TASK
Omit the pictures and output every entry below exactly as written.

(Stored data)

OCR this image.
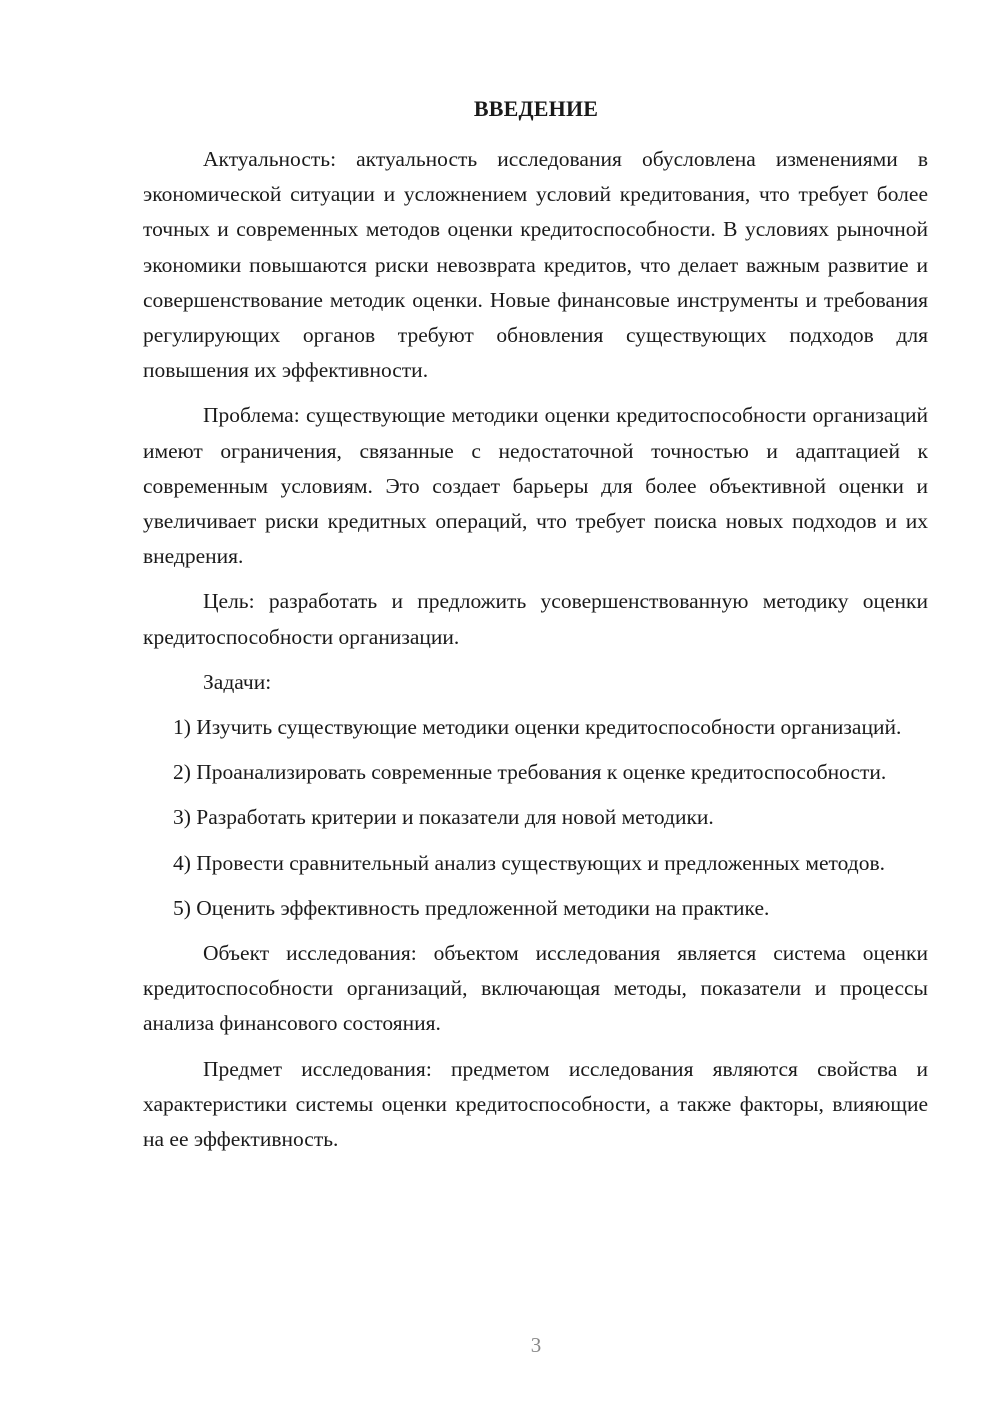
ВВЕДЕНИЕ

Актуальность: актуальность исследования обусловлена изменениями в экономической ситуации и усложнением условий кредитования, что требует более точных и современных методов оценки кредитоспособности. В условиях рыночной экономики повышаются риски невозврата кредитов, что делает важным развитие и совершенствование методик оценки. Новые финансовые инструменты и требования регулирующих органов требуют обновления существующих подходов для повышения их эффективности.

Проблема: существующие методики оценки кредитоспособности организаций имеют ограничения, связанные с недостаточной точностью и адаптацией к современным условиям. Это создает барьеры для более объективной оценки и увеличивает риски кредитных операций, что требует поиска новых подходов и их внедрения.

Цель: разработать и предложить усовершенствованную методику оценки кредитоспособности организации.

Задачи:

1) Изучить существующие методики оценки кредитоспособности организаций.

2) Проанализировать современные требования к оценке кредитоспособности.

3) Разработать критерии и показатели для новой методики.

4) Провести сравнительный анализ существующих и предложенных методов.

5) Оценить эффективность предложенной методики на практике.

Объект исследования: объектом исследования является система оценки кредитоспособности организаций, включающая методы, показатели и процессы анализа финансового состояния.

Предмет исследования: предметом исследования являются свойства и характеристики системы оценки кредитоспособности, а также факторы, влияющие на ее эффективность.

3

REPLY
OCR this image.
ВВЕДЕНИЕ

Актуальность: актуальность исследования обусловлена изменениями в экономической ситуации и усложнением условий кредитования, что требует более точных и современных методов оценки кредитоспособности. В условиях рыночной экономики повышаются риски невозврата кредитов, что делает важным развитие и совершенствование методик оценки. Новые финансовые инструменты и требования регулирующих органов требуют обновления существующих подходов для повышения их эффективности.

Проблема: существующие методики оценки кредитоспособности организаций имеют ограничения, связанные с недостаточной точностью и адаптацией к современным условиям. Это создает барьеры для более объективной оценки и увеличивает риски кредитных операций, что требует поиска новых подходов и их внедрения.

Цель: разработать и предложить усовершенствованную методику оценки кредитоспособности организации.

Задачи:

1) Изучить существующие методики оценки кредитоспособности организаций.

2) Проанализировать современные требования к оценке кредитоспособности.

3) Разработать критерии и показатели для новой методики.

4) Провести сравнительный анализ существующих и предложенных методов.

5) Оценить эффективность предложенной методики на практике.

Объект исследования: объектом исследования является система оценки кредитоспособности организаций, включающая методы, показатели и процессы анализа финансового состояния.

Предмет исследования: предметом исследования являются свойства и характеристики системы оценки кредитоспособности, а также факторы, влияющие на ее эффективность.

3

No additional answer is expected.